WHAT TO WORK ON ::
Say how many lines in the records include the string "this", adding no other words.

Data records
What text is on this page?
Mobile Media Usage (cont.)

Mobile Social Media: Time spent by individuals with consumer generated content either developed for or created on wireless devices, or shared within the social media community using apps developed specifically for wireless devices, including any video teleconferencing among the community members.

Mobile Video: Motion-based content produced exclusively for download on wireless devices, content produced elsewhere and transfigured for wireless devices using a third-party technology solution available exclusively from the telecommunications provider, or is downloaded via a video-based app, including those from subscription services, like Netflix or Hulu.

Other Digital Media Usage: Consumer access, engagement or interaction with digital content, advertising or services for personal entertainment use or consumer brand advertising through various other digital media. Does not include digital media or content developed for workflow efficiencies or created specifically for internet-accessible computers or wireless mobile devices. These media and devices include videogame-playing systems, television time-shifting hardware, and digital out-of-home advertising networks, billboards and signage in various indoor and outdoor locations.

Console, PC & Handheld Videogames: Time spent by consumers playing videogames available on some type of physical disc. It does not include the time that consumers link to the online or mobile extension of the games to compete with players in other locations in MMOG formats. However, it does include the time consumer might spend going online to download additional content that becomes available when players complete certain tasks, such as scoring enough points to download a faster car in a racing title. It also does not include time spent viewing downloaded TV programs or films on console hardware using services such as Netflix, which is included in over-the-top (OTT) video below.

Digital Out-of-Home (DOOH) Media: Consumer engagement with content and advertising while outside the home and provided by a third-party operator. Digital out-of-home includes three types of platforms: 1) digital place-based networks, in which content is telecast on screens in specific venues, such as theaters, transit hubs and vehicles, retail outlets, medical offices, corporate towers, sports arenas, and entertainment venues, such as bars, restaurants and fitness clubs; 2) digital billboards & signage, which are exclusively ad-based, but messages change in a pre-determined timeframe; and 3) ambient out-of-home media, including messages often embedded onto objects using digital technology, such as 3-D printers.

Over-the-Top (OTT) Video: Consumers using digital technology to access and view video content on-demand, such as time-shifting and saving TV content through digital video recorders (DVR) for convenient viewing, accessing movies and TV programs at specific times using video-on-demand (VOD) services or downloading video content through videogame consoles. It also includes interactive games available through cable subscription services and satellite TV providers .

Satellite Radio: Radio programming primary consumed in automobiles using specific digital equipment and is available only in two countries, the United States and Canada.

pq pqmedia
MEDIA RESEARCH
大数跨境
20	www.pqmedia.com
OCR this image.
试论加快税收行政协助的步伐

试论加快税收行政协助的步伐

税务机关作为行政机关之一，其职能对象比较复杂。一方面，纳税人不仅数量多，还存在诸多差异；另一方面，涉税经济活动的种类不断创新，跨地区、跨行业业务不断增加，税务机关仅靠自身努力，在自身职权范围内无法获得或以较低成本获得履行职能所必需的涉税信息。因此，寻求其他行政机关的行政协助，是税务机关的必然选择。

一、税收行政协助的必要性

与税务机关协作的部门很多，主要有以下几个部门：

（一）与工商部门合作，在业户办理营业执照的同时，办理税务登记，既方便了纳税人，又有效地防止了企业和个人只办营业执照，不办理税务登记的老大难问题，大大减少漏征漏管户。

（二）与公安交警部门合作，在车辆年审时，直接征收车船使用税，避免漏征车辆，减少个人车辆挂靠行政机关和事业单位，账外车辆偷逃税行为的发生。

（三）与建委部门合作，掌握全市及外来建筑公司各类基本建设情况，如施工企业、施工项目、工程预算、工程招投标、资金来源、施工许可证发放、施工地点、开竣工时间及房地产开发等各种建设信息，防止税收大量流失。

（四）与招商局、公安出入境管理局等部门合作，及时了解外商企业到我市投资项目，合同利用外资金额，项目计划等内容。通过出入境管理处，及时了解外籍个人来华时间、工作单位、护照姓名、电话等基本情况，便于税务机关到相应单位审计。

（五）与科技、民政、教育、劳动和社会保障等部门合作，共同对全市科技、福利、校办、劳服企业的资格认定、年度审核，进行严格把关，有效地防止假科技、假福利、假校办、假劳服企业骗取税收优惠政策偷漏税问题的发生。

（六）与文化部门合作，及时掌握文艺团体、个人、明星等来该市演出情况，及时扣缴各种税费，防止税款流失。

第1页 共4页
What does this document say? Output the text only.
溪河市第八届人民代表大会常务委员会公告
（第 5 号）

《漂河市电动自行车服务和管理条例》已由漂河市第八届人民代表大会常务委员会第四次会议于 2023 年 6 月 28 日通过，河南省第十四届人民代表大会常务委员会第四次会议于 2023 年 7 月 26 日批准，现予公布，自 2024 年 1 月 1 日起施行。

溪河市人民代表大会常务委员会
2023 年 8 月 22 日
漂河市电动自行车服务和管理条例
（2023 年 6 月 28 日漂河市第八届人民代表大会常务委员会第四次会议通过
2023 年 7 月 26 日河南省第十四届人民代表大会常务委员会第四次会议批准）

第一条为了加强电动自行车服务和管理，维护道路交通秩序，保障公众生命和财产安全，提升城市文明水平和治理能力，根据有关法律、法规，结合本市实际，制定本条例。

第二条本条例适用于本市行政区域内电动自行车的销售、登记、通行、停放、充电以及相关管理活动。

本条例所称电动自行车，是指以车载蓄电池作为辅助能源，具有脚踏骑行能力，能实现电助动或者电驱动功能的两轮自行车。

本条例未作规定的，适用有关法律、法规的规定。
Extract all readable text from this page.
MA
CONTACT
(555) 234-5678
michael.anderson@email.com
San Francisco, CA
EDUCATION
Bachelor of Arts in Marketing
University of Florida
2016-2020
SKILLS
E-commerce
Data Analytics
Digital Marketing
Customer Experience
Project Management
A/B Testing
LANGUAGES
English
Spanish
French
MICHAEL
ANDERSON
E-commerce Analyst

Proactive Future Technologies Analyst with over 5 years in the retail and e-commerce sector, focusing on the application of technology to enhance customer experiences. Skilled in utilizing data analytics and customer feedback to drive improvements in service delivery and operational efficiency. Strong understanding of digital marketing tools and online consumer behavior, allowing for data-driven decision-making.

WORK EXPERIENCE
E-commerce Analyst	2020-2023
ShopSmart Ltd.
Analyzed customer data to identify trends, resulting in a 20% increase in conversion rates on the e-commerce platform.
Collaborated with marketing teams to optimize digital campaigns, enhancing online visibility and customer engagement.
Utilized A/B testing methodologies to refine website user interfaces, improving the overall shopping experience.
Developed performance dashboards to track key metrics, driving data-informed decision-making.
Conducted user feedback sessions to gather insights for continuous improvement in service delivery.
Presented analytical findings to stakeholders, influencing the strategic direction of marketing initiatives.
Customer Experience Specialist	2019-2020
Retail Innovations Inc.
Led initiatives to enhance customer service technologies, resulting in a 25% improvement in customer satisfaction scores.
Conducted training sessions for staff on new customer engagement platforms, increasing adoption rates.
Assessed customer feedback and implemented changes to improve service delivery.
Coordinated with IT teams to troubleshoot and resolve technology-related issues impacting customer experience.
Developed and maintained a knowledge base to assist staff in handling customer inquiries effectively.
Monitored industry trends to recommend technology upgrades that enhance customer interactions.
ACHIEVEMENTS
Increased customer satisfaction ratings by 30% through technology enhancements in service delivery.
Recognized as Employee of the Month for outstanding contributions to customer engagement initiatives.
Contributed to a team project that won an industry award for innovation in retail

RESULT OF THE TASK ::
4